Extracted data entries
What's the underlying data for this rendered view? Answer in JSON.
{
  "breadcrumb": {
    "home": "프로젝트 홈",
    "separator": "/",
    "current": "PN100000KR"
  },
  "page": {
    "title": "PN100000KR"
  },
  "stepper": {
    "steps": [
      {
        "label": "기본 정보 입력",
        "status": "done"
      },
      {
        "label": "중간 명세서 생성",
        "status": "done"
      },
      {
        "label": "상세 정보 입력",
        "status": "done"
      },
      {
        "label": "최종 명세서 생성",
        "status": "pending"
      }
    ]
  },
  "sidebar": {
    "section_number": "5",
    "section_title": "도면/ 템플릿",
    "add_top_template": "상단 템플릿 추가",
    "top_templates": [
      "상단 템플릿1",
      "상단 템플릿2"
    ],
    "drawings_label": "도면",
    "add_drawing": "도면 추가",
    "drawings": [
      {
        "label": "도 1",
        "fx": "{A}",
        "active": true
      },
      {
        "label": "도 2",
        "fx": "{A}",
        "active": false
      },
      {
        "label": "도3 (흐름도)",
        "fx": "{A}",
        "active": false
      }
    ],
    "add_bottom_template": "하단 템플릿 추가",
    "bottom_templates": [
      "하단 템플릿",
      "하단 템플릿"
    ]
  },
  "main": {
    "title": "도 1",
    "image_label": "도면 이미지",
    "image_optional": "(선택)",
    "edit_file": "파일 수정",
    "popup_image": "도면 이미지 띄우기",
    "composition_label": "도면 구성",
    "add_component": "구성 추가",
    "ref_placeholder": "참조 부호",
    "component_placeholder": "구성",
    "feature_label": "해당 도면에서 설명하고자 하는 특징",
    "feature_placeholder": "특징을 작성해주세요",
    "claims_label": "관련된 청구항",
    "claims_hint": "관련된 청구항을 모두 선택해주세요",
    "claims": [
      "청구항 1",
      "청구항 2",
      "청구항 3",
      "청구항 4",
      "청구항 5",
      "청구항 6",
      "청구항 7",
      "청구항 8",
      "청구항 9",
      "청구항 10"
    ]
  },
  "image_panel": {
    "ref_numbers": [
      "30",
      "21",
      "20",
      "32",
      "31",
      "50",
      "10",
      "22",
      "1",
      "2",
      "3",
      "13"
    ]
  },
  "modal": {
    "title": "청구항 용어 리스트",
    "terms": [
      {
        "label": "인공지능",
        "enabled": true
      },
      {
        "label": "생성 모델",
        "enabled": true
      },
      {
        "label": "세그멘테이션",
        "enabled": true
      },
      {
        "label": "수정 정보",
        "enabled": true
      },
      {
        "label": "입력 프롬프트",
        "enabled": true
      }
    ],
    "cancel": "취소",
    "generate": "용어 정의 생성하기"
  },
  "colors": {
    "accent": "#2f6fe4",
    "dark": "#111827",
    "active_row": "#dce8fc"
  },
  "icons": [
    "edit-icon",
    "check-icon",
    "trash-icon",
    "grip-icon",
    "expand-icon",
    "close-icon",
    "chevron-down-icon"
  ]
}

Given problem
Set down all of the data above, word for word.

Expected answer
What's the underlying data for this rendered view? Answer in JSON.
{
  "breadcrumb": {
    "home": "프로젝트 홈",
    "separator": "/",
    "current": "PN100000KR"
  },
  "page": {
    "title": "PN100000KR"
  },
  "stepper": {
    "steps": [
      {
        "label": "기본 정보 입력",
        "status": "done"
      },
      {
        "label": "중간 명세서 생성",
        "status": "done"
      },
      {
        "label": "상세 정보 입력",
        "status": "done"
      },
      {
        "label": "최종 명세서 생성",
        "status": "pending"
      }
    ]
  },
  "sidebar": {
    "section_number": "5",
    "section_title": "도면/ 템플릿",
    "add_top_template": "상단 템플릿 추가",
    "top_templates": [
      "상단 템플릿1",
      "상단 템플릿2"
    ],
    "drawings_label": "도면",
    "add_drawing": "도면 추가",
    "drawings": [
      {
        "label": "도 1",
        "fx": "{A}",
        "active": true
      },
      {
        "label": "도 2",
        "fx": "{A}",
        "active": false
      },
      {
        "label": "도3 (흐름도)",
        "fx": "{A}",
        "active": false
      }
    ],
    "add_bottom_template": "하단 템플릿 추가",
    "bottom_templates": [
      "하단 템플릿",
      "하단 템플릿"
    ]
  },
  "main": {
    "title": "도 1",
    "image_label": "도면 이미지",
    "image_optional": "(선택)",
    "edit_file": "파일 수정",
    "popup_image": "도면 이미지 띄우기",
    "composition_label": "도면 구성",
    "add_component": "구성 추가",
    "ref_placeholder": "참조 부호",
    "component_placeholder": "구성",
    "feature_label": "해당 도면에서 설명하고자 하는 특징",
    "feature_placeholder": "특징을 작성해주세요",
    "claims_label": "관련된 청구항",
    "claims_hint": "관련된 청구항을 모두 선택해주세요",
    "claims": [
      "청구항 1",
      "청구항 2",
      "청구항 3",
      "청구항 4",
      "청구항 5",
      "청구항 6",
      "청구항 7",
      "청구항 8",
      "청구항 9",
      "청구항 10"
    ]
  },
  "image_panel": {
    "ref_numbers": [
      "30",
      "21",
      "20",
      "32",
      "31",
      "50",
      "10",
      "22",
      "1",
      "2",
      "3",
      "13"
    ]
  },
  "modal": {
    "title": "청구항 용어 리스트",
    "terms": [
      {
        "label": "인공지능",
        "enabled": true
      },
      {
        "label": "생성 모델",
        "enabled": true
      },
      {
        "label": "세그멘테이션",
        "enabled": true
      },
      {
        "label": "수정 정보",
        "enabled": true
      },
      {
        "label": "입력 프롬프트",
        "enabled": true
      }
    ],
    "cancel": "취소",
    "generate": "용어 정의 생성하기"
  },
  "colors": {
    "accent": "#2f6fe4",
    "dark": "#111827",
    "active_row": "#dce8fc"
  },
  "icons": [
    "edit-icon",
    "check-icon",
    "trash-icon",
    "grip-icon",
    "expand-icon",
    "close-icon",
    "chevron-down-icon"
  ]
}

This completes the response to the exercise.